*** Data supplied ***
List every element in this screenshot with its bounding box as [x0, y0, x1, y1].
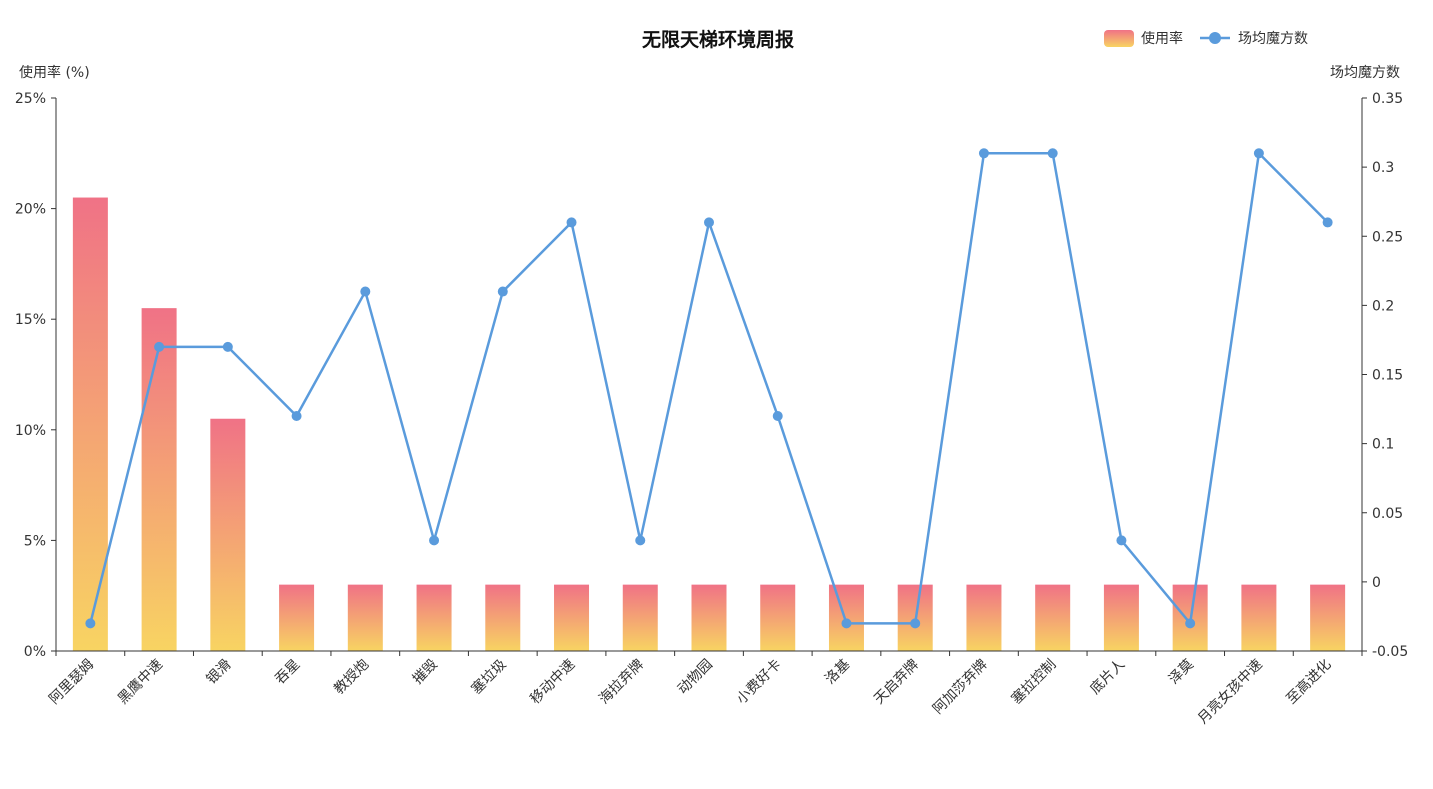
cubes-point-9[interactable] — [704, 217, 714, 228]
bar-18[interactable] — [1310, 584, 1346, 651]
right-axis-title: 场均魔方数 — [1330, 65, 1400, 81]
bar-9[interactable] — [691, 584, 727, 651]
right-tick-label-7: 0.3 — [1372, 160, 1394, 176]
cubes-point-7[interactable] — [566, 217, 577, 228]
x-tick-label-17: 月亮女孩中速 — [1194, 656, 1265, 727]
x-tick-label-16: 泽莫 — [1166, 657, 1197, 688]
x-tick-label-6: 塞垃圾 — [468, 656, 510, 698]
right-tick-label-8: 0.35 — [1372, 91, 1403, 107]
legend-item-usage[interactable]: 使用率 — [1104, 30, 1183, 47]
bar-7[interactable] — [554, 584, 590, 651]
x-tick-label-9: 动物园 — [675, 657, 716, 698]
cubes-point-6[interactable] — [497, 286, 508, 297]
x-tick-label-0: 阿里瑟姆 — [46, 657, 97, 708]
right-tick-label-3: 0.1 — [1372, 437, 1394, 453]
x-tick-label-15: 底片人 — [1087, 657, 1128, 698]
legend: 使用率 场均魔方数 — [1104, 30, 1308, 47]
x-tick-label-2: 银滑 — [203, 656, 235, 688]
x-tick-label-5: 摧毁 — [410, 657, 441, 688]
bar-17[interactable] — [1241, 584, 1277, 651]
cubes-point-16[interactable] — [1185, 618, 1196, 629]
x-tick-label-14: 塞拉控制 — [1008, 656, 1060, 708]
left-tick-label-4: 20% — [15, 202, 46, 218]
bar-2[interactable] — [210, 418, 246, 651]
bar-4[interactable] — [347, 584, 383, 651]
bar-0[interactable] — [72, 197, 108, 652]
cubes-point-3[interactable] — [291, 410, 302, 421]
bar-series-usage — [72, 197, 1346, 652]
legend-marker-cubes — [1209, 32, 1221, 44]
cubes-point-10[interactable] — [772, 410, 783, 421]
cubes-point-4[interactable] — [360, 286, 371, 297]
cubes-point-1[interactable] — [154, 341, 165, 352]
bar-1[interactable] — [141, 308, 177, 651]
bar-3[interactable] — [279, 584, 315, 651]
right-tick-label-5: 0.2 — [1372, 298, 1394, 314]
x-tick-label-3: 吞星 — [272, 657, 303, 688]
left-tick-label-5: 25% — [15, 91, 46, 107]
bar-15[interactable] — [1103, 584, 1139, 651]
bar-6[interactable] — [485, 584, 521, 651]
***
**Set problem:** Copy out the records above verbatim, from the line that contains "cubes-point-9[interactable] — [704, 217, 714, 228]" through the final line, including both of those lines.

**Complete response:**
cubes-point-9[interactable] — [704, 217, 714, 228]
bar-18[interactable] — [1310, 584, 1346, 651]
right-axis-title: 场均魔方数 — [1330, 65, 1400, 81]
bar-9[interactable] — [691, 584, 727, 651]
right-tick-label-7: 0.3 — [1372, 160, 1394, 176]
cubes-point-7[interactable] — [566, 217, 577, 228]
x-tick-label-17: 月亮女孩中速 — [1194, 656, 1265, 727]
x-tick-label-16: 泽莫 — [1166, 657, 1197, 688]
x-tick-label-6: 塞垃圾 — [468, 656, 510, 698]
right-tick-label-8: 0.35 — [1372, 91, 1403, 107]
legend-item-usage[interactable]: 使用率 — [1104, 30, 1183, 47]
bar-7[interactable] — [554, 584, 590, 651]
x-tick-label-9: 动物园 — [675, 657, 716, 698]
cubes-point-6[interactable] — [497, 286, 508, 297]
x-tick-label-0: 阿里瑟姆 — [46, 657, 97, 708]
right-tick-label-3: 0.1 — [1372, 437, 1394, 453]
x-tick-label-15: 底片人 — [1087, 657, 1128, 698]
legend: 使用率 场均魔方数 — [1104, 30, 1308, 47]
x-tick-label-2: 银滑 — [203, 656, 235, 688]
x-tick-label-5: 摧毁 — [410, 657, 441, 688]
bar-17[interactable] — [1241, 584, 1277, 651]
cubes-point-16[interactable] — [1185, 618, 1196, 629]
x-tick-label-14: 塞拉控制 — [1008, 656, 1060, 708]
left-tick-label-4: 20% — [15, 202, 46, 218]
bar-2[interactable] — [210, 418, 246, 651]
bar-4[interactable] — [347, 584, 383, 651]
bar-0[interactable] — [72, 197, 108, 652]
cubes-point-3[interactable] — [291, 410, 302, 421]
bar-series-usage — [72, 197, 1346, 652]
legend-marker-cubes — [1209, 32, 1221, 44]
cubes-point-10[interactable] — [772, 410, 783, 421]
cubes-point-4[interactable] — [360, 286, 371, 297]
cubes-point-1[interactable] — [154, 341, 165, 352]
bar-1[interactable] — [141, 308, 177, 651]
bar-3[interactable] — [279, 584, 315, 651]
right-tick-label-5: 0.2 — [1372, 298, 1394, 314]
x-tick-label-3: 吞星 — [272, 657, 303, 688]
left-tick-label-5: 25% — [15, 91, 46, 107]
bar-15[interactable] — [1103, 584, 1139, 651]
bar-6[interactable] — [485, 584, 521, 651]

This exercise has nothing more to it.